### Challenge
From the listing below, extract every line in which the word "EF的中点" appears.
* START Task material *
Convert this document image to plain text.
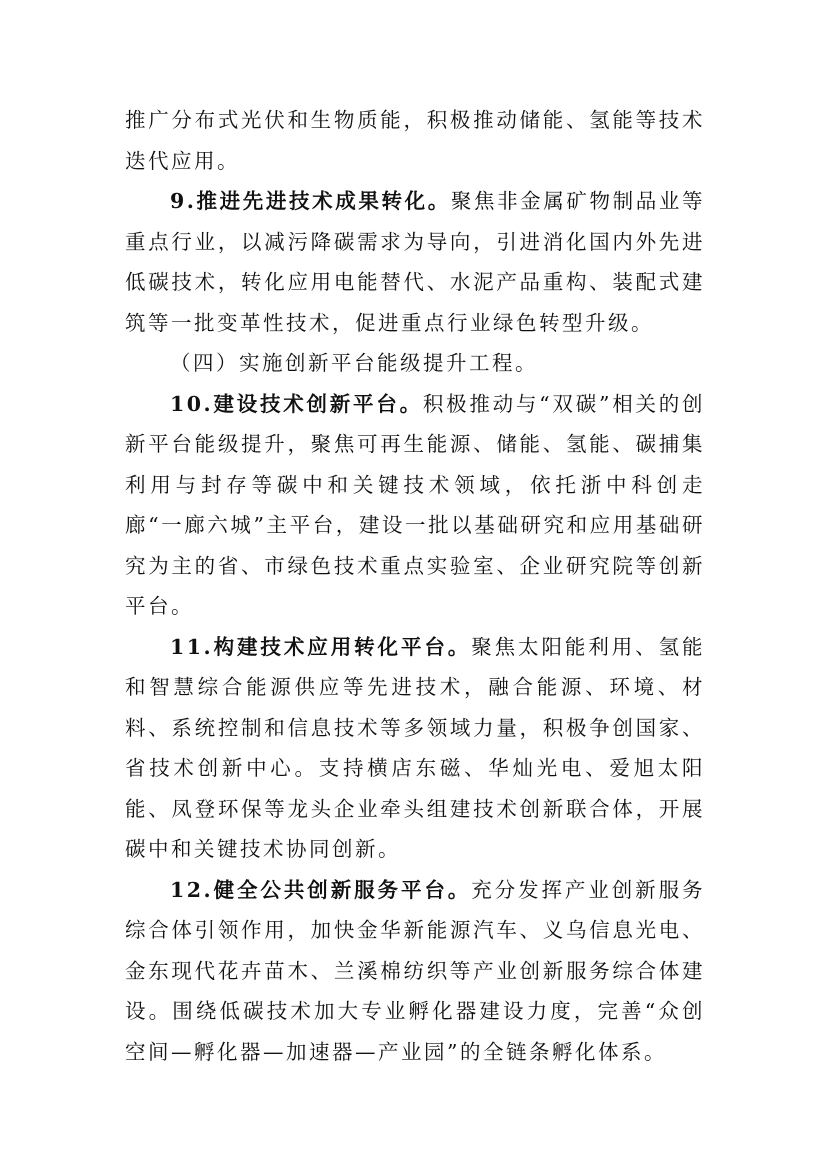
推广分布式光伏和生物质能，积极推动储能、氢能等技术迭代应用。

9.推进先进技术成果转化。聚焦非金属矿物制品业等重点行业，以减污降碳需求为导向，引进消化国内外先进低碳技术，转化应用电能替代、水泥产品重构、装配式建筑等一批变革性技术，促进重点行业绿色转型升级。

（四）实施创新平台能级提升工程。

10.建设技术创新平台。积极推动与“双碳”相关的创新平台能级提升，聚焦可再生能源、储能、氢能、碳捕集利用与封存等碳中和关键技术领域，依托浙中科创走廊“一廊六城”主平台，建设一批以基础研究和应用基础研究为主的省、市绿色技术重点实验室、企业研究院等创新平台。

11.构建技术应用转化平台。聚焦太阳能利用、氢能和智慧综合能源供应等先进技术，融合能源、环境、材料、系统控制和信息技术等多领域力量，积极争创国家、省技术创新中心。支持横店东磁、华灿光电、爱旭太阳能、凤登环保等龙头企业牵头组建技术创新联合体，开展碳中和关键技术协同创新。

12.健全公共创新服务平台。充分发挥产业创新服务综合体引领作用，加快金华新能源汽车、义乌信息光电、金东现代花卉苗木、兰溪棉纺织等产业创新服务综合体建设。围绕低碳技术加大专业孵化器建设力度，完善“众创空间—孵化器—加速器—产业园”的全链条孵化体系。
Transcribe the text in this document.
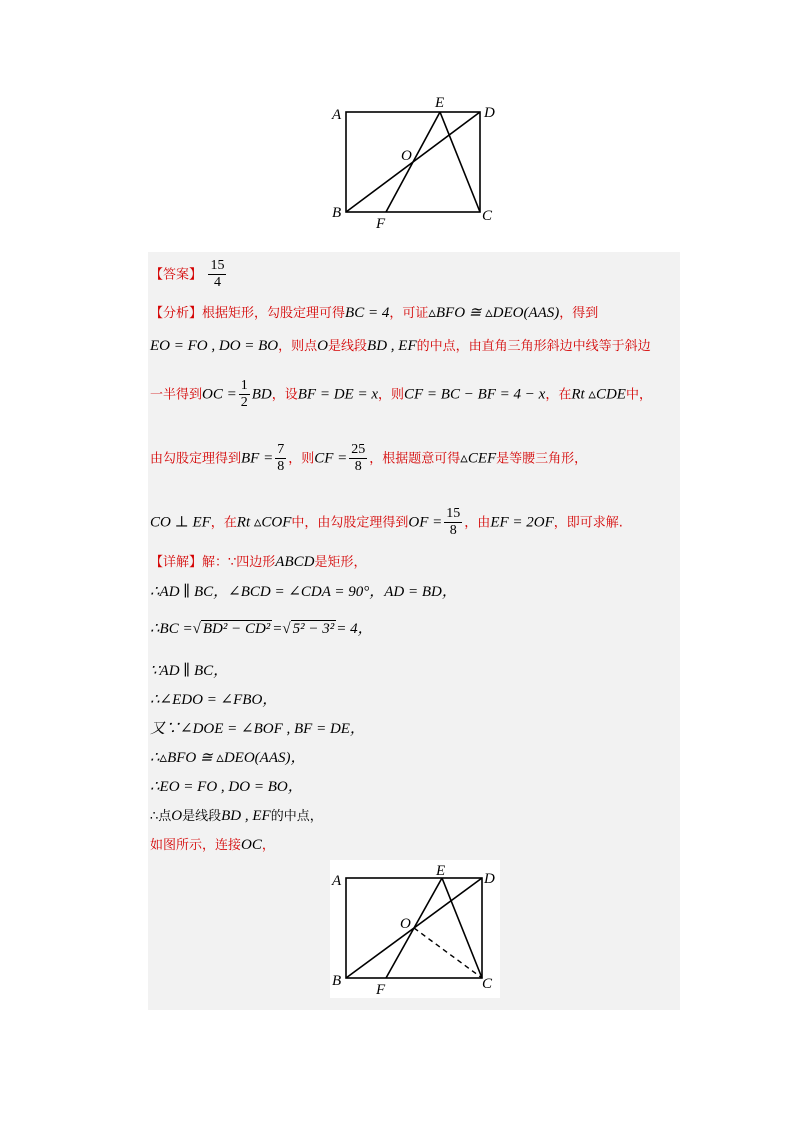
A
B	C
D
E
F
O
【答案】 $\frac{15}{4}$
【分析】根据矩形，勾股定理可得BC = 4，可证▵BFO ≅ ▵DEO(AAS)，得到
EO = FO , DO = BO，则点O是线段BD , EF的中点，由直角三角形斜边中线等于斜边
一半得到OC = $\frac{1}{2}$ BD，设BF = DE = x，则CF = BC − BF = 4 − x，在Rt ▵CDE中，
由勾股定理得到BF = $\frac{7}{8}$ ，则CF = $\frac{25}{8}$ ，根据题意可得▵CEF是等腰三角形，
CO ⊥ EF，在Rt ▵COF中，由勾股定理得到OF = $\frac{15}{8}$ ，由EF = 2OF，即可求解.
【详解】解：∵四边形ABCD是矩形，
∴AD ∥ BC，∠BCD = ∠CDA = 90°，AD = BD，
∴BC =√ BD² − CD² =√ 5² − 3² = 4，
∵AD ∥ BC，
∴∠EDO = ∠FBO，
又∵∠DOE = ∠BOF , BF = DE，
∴▵BFO ≅ ▵DEO(AAS)，
∴EO = FO , DO = BO，
∴点O是线段BD , EF的中点，
如图所示，连接OC，
A
B	C
D
E
F
O
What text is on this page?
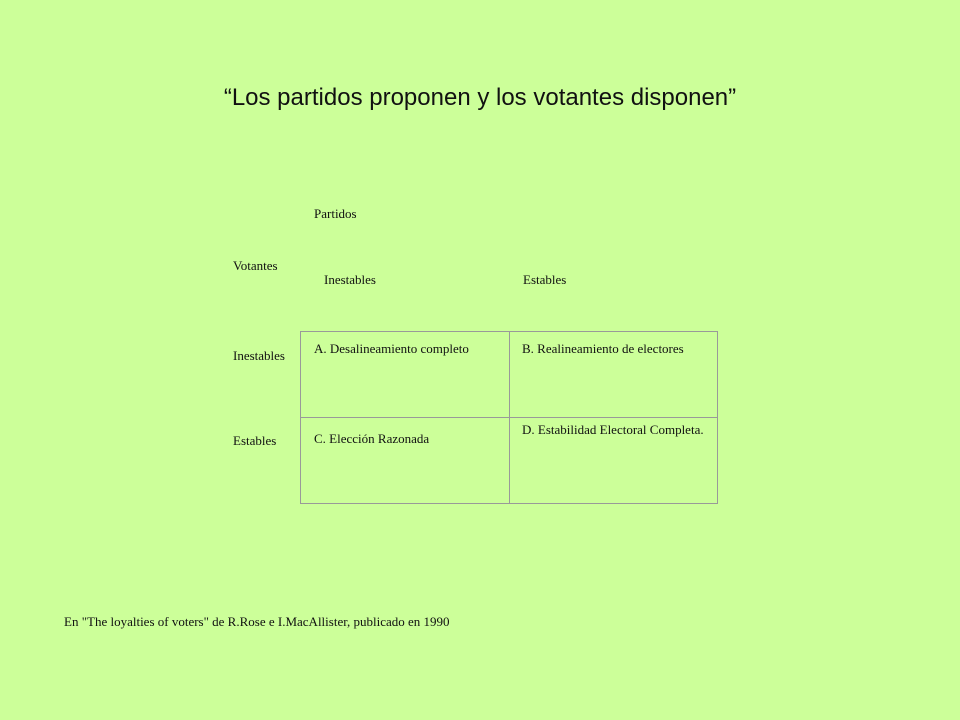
“Los partidos proponen y los votantes disponen”
Partidos
Votantes
Inestables	Estables
Inestables
Estables
A. Desalineamiento completo	B. Realineamiento de electores
C. Elección Razonada
D. Estabilidad Electoral Completa.
En "The loyalties of voters" de R.Rose e I.MacAllister, publicado en 1990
* END Task material *
### The completed task
EO = FO , DO = BO，则点O是线段BD , EF的中点，由直角三角形斜边中线等于斜边
∴点O是线段BD , EF的中点，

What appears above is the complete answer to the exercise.